▶ [Set task] Write out, unchanged, everything from the start of the rows below down to and including the line that contains "cell-views: 546,888 bbox=[312, 362, 395, 386]".

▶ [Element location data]
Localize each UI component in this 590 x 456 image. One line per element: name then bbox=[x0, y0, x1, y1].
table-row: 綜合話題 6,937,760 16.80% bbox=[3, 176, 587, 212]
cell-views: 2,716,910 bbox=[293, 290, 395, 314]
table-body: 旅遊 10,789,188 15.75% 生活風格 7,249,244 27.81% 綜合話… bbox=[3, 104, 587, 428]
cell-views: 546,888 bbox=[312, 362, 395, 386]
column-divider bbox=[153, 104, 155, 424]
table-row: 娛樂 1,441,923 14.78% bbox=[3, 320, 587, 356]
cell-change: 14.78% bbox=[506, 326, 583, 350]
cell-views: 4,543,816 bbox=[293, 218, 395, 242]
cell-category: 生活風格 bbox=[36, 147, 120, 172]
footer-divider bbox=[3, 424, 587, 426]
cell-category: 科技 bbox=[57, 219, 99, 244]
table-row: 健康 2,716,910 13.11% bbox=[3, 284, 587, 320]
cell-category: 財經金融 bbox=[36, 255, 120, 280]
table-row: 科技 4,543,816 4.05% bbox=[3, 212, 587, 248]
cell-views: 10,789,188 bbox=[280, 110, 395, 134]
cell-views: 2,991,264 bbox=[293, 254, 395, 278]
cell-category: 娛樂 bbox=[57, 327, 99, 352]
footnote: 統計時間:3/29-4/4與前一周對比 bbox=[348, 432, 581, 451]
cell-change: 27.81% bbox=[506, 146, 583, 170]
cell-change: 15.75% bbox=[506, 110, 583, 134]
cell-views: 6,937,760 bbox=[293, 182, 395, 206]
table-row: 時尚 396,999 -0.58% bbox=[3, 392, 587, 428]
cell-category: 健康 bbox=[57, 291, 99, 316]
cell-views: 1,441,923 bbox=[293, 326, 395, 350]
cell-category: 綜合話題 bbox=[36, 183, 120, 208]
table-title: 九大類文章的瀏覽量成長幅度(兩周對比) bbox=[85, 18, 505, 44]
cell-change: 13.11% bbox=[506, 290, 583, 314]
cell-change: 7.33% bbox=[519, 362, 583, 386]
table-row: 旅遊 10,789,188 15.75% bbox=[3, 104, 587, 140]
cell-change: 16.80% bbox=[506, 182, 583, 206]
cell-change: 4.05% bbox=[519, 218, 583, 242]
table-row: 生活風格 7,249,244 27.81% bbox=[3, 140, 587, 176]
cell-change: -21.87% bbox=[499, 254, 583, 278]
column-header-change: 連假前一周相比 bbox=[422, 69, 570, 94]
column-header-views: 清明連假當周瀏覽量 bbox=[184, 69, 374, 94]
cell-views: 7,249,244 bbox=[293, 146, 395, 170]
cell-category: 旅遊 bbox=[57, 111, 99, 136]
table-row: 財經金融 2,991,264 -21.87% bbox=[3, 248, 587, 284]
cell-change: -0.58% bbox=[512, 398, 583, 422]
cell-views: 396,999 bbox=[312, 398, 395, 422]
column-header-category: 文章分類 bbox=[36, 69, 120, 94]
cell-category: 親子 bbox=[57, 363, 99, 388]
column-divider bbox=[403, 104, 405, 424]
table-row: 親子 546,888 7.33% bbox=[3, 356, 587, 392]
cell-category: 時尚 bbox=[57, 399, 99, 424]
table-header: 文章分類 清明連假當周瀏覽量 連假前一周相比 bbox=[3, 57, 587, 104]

▶ [Response]
Localize each UI component in this 590 x 456 image. One line per element: name then bbox=[x0, y0, x1, y1].
table-row: 綜合話題 6,937,760 16.80% bbox=[3, 176, 587, 212]
cell-views: 2,716,910 bbox=[293, 290, 395, 314]
table-body: 旅遊 10,789,188 15.75% 生活風格 7,249,244 27.81% 綜合話… bbox=[3, 104, 587, 428]
cell-views: 546,888 bbox=[312, 362, 395, 386]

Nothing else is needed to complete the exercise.